* [Given records]:
○ ○ ○ ○ ○ ○ ○
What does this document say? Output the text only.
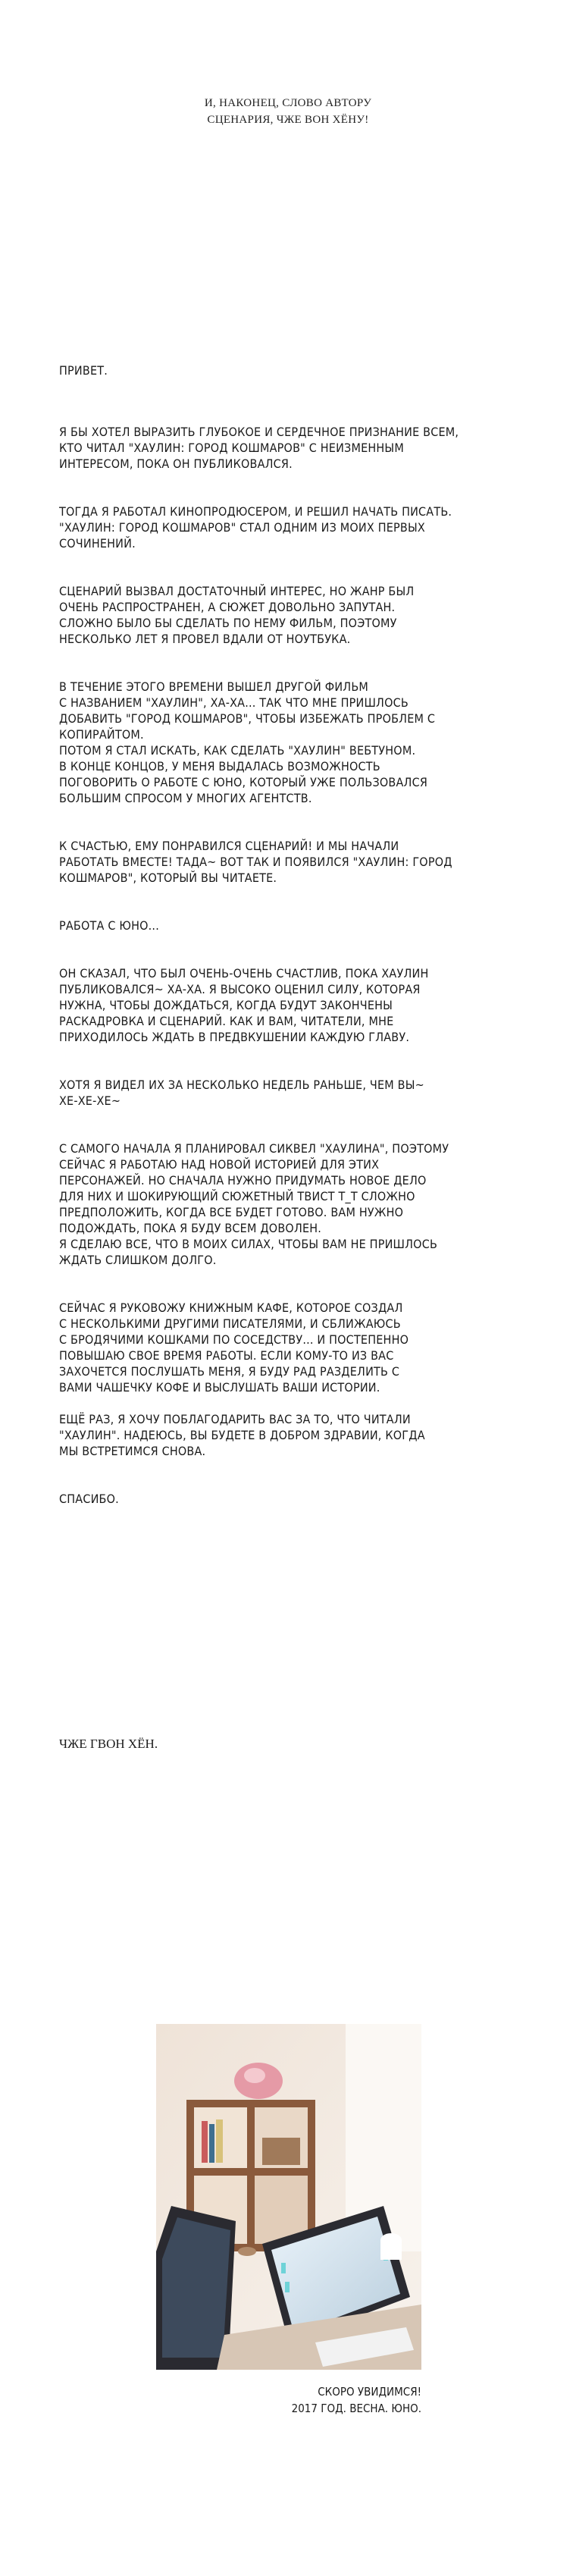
И, НАКОНЕЦ, СЛОВО АВТОРУ
СЦЕНАРИЯ, ЧЖЕ ВОН ХЁНУ!
ПРИВЕТ.
Я БЫ ХОТЕЛ ВЫРАЗИТЬ ГЛУБОКОЕ И СЕРДЕЧНОЕ ПРИЗНАНИЕ ВСЕМ,
КТО ЧИТАЛ "ХАУЛИН: ГОРОД КОШМАРОВ" С НЕИЗМЕННЫМ
ИНТЕРЕСОМ, ПОКА ОН ПУБЛИКОВАЛСЯ.
ТОГДА Я РАБОТАЛ КИНОПРОДЮСЕРОМ, И РЕШИЛ НАЧАТЬ ПИСАТЬ.
"ХАУЛИН: ГОРОД КОШМАРОВ" СТАЛ ОДНИМ ИЗ МОИХ ПЕРВЫХ
СОЧИНЕНИЙ.
СЦЕНАРИЙ ВЫЗВАЛ ДОСТАТОЧНЫЙ ИНТЕРЕС, НО ЖАНР БЫЛ
ОЧЕНЬ РАСПРОСТРАНЕН, А СЮЖЕТ ДОВОЛЬНО ЗАПУТАН.
СЛОЖНО БЫЛО БЫ СДЕЛАТЬ ПО НЕМУ ФИЛЬМ, ПОЭТОМУ
НЕСКОЛЬКО ЛЕТ Я ПРОВЕЛ ВДАЛИ ОТ НОУТБУКА.
В ТЕЧЕНИЕ ЭТОГО ВРЕМЕНИ ВЫШЕЛ ДРУГОЙ ФИЛЬМ
С НАЗВАНИЕМ "ХАУЛИН", ХА-ХА... ТАК ЧТО МНЕ ПРИШЛОСЬ
ДОБАВИТЬ "ГОРОД КОШМАРОВ", ЧТОБЫ ИЗБЕЖАТЬ ПРОБЛЕМ С
КОПИРАЙТОМ.
ПОТОМ Я СТАЛ ИСКАТЬ, КАК СДЕЛАТЬ "ХАУЛИН" ВЕБТУНОМ.
В КОНЦЕ КОНЦОВ, У МЕНЯ ВЫДАЛАСЬ ВОЗМОЖНОСТЬ
ПОГОВОРИТЬ О РАБОТЕ С ЮНО, КОТОРЫЙ УЖЕ ПОЛЬЗОВАЛСЯ
БОЛЬШИМ СПРОСОМ У МНОГИХ АГЕНТСТВ.
К СЧАСТЬЮ, ЕМУ ПОНРАВИЛСЯ СЦЕНАРИЙ! И МЫ НАЧАЛИ
РАБОТАТЬ ВМЕСТЕ! ТАДА~ ВОТ ТАК И ПОЯВИЛСЯ "ХАУЛИН: ГОРОД
КОШМАРОВ", КОТОРЫЙ ВЫ ЧИТАЕТЕ.
РАБОТА С ЮНО...
ОН СКАЗАЛ, ЧТО БЫЛ ОЧЕНЬ-ОЧЕНЬ СЧАСТЛИВ, ПОКА ХАУЛИН
ПУБЛИКОВАЛСЯ~ ХА-ХА. Я ВЫСОКО ОЦЕНИЛ СИЛУ, КОТОРАЯ
НУЖНА, ЧТОБЫ ДОЖДАТЬСЯ, КОГДА БУДУТ ЗАКОНЧЕНЫ
РАСКАДРОВКА И СЦЕНАРИЙ. КАК И ВАМ, ЧИТАТЕЛИ, МНЕ
ПРИХОДИЛОСЬ ЖДАТЬ В ПРЕДВКУШЕНИИ КАЖДУЮ ГЛАВУ.
ХОТЯ Я ВИДЕЛ ИХ ЗА НЕСКОЛЬКО НЕДЕЛЬ РАНЬШЕ, ЧЕМ ВЫ~
ХЕ-ХЕ-ХЕ~
С САМОГО НАЧАЛА Я ПЛАНИРОВАЛ СИКВЕЛ "ХАУЛИНА", ПОЭТОМУ
СЕЙЧАС Я РАБОТАЮ НАД НОВОЙ ИСТОРИЕЙ ДЛЯ ЭТИХ
ПЕРСОНАЖЕЙ. НО СНАЧАЛА НУЖНО ПРИДУМАТЬ НОВОЕ ДЕЛО
ДЛЯ НИХ И ШОКИРУЮЩИЙ СЮЖЕТНЫЙ ТВИСТ Т_Т СЛОЖНО
ПРЕДПОЛОЖИТЬ, КОГДА ВСЕ БУДЕТ ГОТОВО. ВАМ НУЖНО
ПОДОЖДАТЬ, ПОКА Я БУДУ ВСЕМ ДОВОЛЕН.
Я СДЕЛАЮ ВСЕ, ЧТО В МОИХ СИЛАХ, ЧТОБЫ ВАМ НЕ ПРИШЛОСЬ
ЖДАТЬ СЛИШКОМ ДОЛГО.
СЕЙЧАС Я РУКОВОЖУ КНИЖНЫМ КАФЕ, КОТОРОЕ СОЗДАЛ
С НЕСКОЛЬКИМИ ДРУГИМИ ПИСАТЕЛЯМИ, И СБЛИЖАЮСЬ
С БРОДЯЧИМИ КОШКАМИ ПО СОСЕДСТВУ... И ПОСТЕПЕННО
ПОВЫШАЮ СВОЕ ВРЕМЯ РАБОТЫ. ЕСЛИ КОМУ-ТО ИЗ ВАС
ЗАХОЧЕТСЯ ПОСЛУШАТЬ МЕНЯ, Я БУДУ РАД РАЗДЕЛИТЬ С
ВАМИ ЧАШЕЧКУ КОФЕ И ВЫСЛУШАТЬ ВАШИ ИСТОРИИ.
ЕЩЁ РАЗ, Я ХОЧУ ПОБЛАГОДАРИТЬ ВАС ЗА ТО, ЧТО ЧИТАЛИ
"ХАУЛИН". НАДЕЮСЬ, ВЫ БУДЕТЕ В ДОБРОМ ЗДРАВИИ, КОГДА
МЫ ВСТРЕТИМСЯ СНОВА.
СПАСИБО.
ЧЖЕ ГВОН ХЁН.
СКОРО УВИДИМСЯ!
2017 ГОД. ВЕСНА. ЮНО.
○ ○ ○ ○ ○ ○ ○
* [Exercise prompt]: Nothing but the pictures may be dropped; output the records above exactly.

* [Response below]:
What does this document say? Output the text only.
И, НАКОНЕЦ, СЛОВО АВТОРУ
СЦЕНАРИЯ, ЧЖЕ ВОН ХЁНУ!
ПРИВЕТ.
Я БЫ ХОТЕЛ ВЫРАЗИТЬ ГЛУБОКОЕ И СЕРДЕЧНОЕ ПРИЗНАНИЕ ВСЕМ,
КТО ЧИТАЛ "ХАУЛИН: ГОРОД КОШМАРОВ" С НЕИЗМЕННЫМ
ИНТЕРЕСОМ, ПОКА ОН ПУБЛИКОВАЛСЯ.
ТОГДА Я РАБОТАЛ КИНОПРОДЮСЕРОМ, И РЕШИЛ НАЧАТЬ ПИСАТЬ.
"ХАУЛИН: ГОРОД КОШМАРОВ" СТАЛ ОДНИМ ИЗ МОИХ ПЕРВЫХ
СОЧИНЕНИЙ.
СЦЕНАРИЙ ВЫЗВАЛ ДОСТАТОЧНЫЙ ИНТЕРЕС, НО ЖАНР БЫЛ
ОЧЕНЬ РАСПРОСТРАНЕН, А СЮЖЕТ ДОВОЛЬНО ЗАПУТАН.
СЛОЖНО БЫЛО БЫ СДЕЛАТЬ ПО НЕМУ ФИЛЬМ, ПОЭТОМУ
НЕСКОЛЬКО ЛЕТ Я ПРОВЕЛ ВДАЛИ ОТ НОУТБУКА.
В ТЕЧЕНИЕ ЭТОГО ВРЕМЕНИ ВЫШЕЛ ДРУГОЙ ФИЛЬМ
С НАЗВАНИЕМ "ХАУЛИН", ХА-ХА... ТАК ЧТО МНЕ ПРИШЛОСЬ
ДОБАВИТЬ "ГОРОД КОШМАРОВ", ЧТОБЫ ИЗБЕЖАТЬ ПРОБЛЕМ С
КОПИРАЙТОМ.
ПОТОМ Я СТАЛ ИСКАТЬ, КАК СДЕЛАТЬ "ХАУЛИН" ВЕБТУНОМ.
В КОНЦЕ КОНЦОВ, У МЕНЯ ВЫДАЛАСЬ ВОЗМОЖНОСТЬ
ПОГОВОРИТЬ О РАБОТЕ С ЮНО, КОТОРЫЙ УЖЕ ПОЛЬЗОВАЛСЯ
БОЛЬШИМ СПРОСОМ У МНОГИХ АГЕНТСТВ.
К СЧАСТЬЮ, ЕМУ ПОНРАВИЛСЯ СЦЕНАРИЙ! И МЫ НАЧАЛИ
РАБОТАТЬ ВМЕСТЕ! ТАДА~ ВОТ ТАК И ПОЯВИЛСЯ "ХАУЛИН: ГОРОД
КОШМАРОВ", КОТОРЫЙ ВЫ ЧИТАЕТЕ.
РАБОТА С ЮНО...
ОН СКАЗАЛ, ЧТО БЫЛ ОЧЕНЬ-ОЧЕНЬ СЧАСТЛИВ, ПОКА ХАУЛИН
ПУБЛИКОВАЛСЯ~ ХА-ХА. Я ВЫСОКО ОЦЕНИЛ СИЛУ, КОТОРАЯ
НУЖНА, ЧТОБЫ ДОЖДАТЬСЯ, КОГДА БУДУТ ЗАКОНЧЕНЫ
РАСКАДРОВКА И СЦЕНАРИЙ. КАК И ВАМ, ЧИТАТЕЛИ, МНЕ
ПРИХОДИЛОСЬ ЖДАТЬ В ПРЕДВКУШЕНИИ КАЖДУЮ ГЛАВУ.
ХОТЯ Я ВИДЕЛ ИХ ЗА НЕСКОЛЬКО НЕДЕЛЬ РАНЬШЕ, ЧЕМ ВЫ~
ХЕ-ХЕ-ХЕ~
С САМОГО НАЧАЛА Я ПЛАНИРОВАЛ СИКВЕЛ "ХАУЛИНА", ПОЭТОМУ
СЕЙЧАС Я РАБОТАЮ НАД НОВОЙ ИСТОРИЕЙ ДЛЯ ЭТИХ
ПЕРСОНАЖЕЙ. НО СНАЧАЛА НУЖНО ПРИДУМАТЬ НОВОЕ ДЕЛО
ДЛЯ НИХ И ШОКИРУЮЩИЙ СЮЖЕТНЫЙ ТВИСТ Т_Т СЛОЖНО
ПРЕДПОЛОЖИТЬ, КОГДА ВСЕ БУДЕТ ГОТОВО. ВАМ НУЖНО
ПОДОЖДАТЬ, ПОКА Я БУДУ ВСЕМ ДОВОЛЕН.
Я СДЕЛАЮ ВСЕ, ЧТО В МОИХ СИЛАХ, ЧТОБЫ ВАМ НЕ ПРИШЛОСЬ
ЖДАТЬ СЛИШКОМ ДОЛГО.
СЕЙЧАС Я РУКОВОЖУ КНИЖНЫМ КАФЕ, КОТОРОЕ СОЗДАЛ
С НЕСКОЛЬКИМИ ДРУГИМИ ПИСАТЕЛЯМИ, И СБЛИЖАЮСЬ
С БРОДЯЧИМИ КОШКАМИ ПО СОСЕДСТВУ... И ПОСТЕПЕННО
ПОВЫШАЮ СВОЕ ВРЕМЯ РАБОТЫ. ЕСЛИ КОМУ-ТО ИЗ ВАС
ЗАХОЧЕТСЯ ПОСЛУШАТЬ МЕНЯ, Я БУДУ РАД РАЗДЕЛИТЬ С
ВАМИ ЧАШЕЧКУ КОФЕ И ВЫСЛУШАТЬ ВАШИ ИСТОРИИ.
ЕЩЁ РАЗ, Я ХОЧУ ПОБЛАГОДАРИТЬ ВАС ЗА ТО, ЧТО ЧИТАЛИ
"ХАУЛИН". НАДЕЮСЬ, ВЫ БУДЕТЕ В ДОБРОМ ЗДРАВИИ, КОГДА
МЫ ВСТРЕТИМСЯ СНОВА.
СПАСИБО.
ЧЖЕ ГВОН ХЁН.
СКОРО УВИДИМСЯ!
2017 ГОД. ВЕСНА. ЮНО.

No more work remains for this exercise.